» **Task directions**
Would you pull out every line of the material that contains the string "your"?
__________________________________________________
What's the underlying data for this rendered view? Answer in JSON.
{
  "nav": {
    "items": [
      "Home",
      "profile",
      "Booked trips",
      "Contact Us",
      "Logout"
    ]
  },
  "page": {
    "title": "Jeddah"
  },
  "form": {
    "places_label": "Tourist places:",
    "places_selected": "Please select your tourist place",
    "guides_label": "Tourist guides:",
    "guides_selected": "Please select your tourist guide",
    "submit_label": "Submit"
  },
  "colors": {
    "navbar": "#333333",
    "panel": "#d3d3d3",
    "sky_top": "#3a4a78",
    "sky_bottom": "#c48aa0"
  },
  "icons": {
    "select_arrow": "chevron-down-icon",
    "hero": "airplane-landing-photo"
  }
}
__________________________________________________
» **Reply to the exercise**
    "places_selected": "Please select your tourist place",
    "guides_selected": "Please select your tourist guide",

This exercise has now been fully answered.